Collected data entries:
^^^^^^^^
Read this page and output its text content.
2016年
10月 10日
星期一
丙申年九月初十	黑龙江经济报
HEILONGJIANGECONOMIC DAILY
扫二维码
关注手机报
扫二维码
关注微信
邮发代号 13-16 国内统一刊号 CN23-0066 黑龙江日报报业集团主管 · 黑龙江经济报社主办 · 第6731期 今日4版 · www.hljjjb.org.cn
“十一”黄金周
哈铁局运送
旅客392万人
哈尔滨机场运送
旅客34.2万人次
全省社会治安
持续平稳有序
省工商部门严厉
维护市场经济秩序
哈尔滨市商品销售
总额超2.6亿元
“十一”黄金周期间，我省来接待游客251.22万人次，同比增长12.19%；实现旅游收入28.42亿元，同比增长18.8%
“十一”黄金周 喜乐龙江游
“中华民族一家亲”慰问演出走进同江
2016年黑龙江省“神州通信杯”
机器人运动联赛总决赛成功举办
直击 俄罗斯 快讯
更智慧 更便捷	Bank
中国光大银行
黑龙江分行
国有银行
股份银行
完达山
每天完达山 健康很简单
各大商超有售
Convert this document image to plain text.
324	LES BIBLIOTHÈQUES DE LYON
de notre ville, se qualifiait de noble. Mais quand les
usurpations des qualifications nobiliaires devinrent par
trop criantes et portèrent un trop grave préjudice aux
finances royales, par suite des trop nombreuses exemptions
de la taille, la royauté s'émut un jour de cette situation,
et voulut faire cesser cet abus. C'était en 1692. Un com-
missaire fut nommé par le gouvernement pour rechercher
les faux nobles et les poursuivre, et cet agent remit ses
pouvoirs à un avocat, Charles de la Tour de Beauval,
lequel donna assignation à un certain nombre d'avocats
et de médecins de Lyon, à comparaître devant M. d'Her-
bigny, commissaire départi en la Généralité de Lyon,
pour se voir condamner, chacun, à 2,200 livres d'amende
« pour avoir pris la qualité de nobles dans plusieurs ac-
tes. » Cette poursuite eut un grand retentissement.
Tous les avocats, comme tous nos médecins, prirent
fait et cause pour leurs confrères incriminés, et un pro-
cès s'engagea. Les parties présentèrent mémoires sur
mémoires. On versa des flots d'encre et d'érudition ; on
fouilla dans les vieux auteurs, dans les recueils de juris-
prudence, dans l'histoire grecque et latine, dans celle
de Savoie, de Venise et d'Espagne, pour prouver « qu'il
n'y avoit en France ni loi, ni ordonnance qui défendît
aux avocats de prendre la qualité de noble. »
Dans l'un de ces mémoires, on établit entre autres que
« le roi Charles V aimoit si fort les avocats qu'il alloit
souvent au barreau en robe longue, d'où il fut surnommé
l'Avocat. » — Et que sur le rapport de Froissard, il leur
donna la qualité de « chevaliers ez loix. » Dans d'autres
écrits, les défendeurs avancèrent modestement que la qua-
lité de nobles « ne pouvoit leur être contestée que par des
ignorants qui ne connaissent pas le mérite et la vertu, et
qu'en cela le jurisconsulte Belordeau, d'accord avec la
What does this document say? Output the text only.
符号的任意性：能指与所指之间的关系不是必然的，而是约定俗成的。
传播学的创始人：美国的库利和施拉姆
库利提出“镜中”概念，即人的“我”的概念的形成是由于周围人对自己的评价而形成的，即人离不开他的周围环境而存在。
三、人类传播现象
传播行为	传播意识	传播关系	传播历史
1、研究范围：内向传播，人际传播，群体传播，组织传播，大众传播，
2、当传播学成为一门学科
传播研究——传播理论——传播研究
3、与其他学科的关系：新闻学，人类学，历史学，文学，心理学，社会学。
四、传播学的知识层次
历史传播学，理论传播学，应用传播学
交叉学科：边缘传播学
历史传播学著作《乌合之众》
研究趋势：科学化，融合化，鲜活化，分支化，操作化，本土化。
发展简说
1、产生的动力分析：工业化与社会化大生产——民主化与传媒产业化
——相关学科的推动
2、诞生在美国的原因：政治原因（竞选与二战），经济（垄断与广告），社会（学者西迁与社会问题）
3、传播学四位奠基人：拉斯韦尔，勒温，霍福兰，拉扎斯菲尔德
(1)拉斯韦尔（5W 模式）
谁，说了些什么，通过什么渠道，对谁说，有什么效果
^^^^^^^^
> [TASK TO CARRY OUT] All lines holding the word "this" should be picked out and copied.

> [REPLY]
Read this page and output its text content.
Convert this document image to plain text.
What does this document say? Output the text only.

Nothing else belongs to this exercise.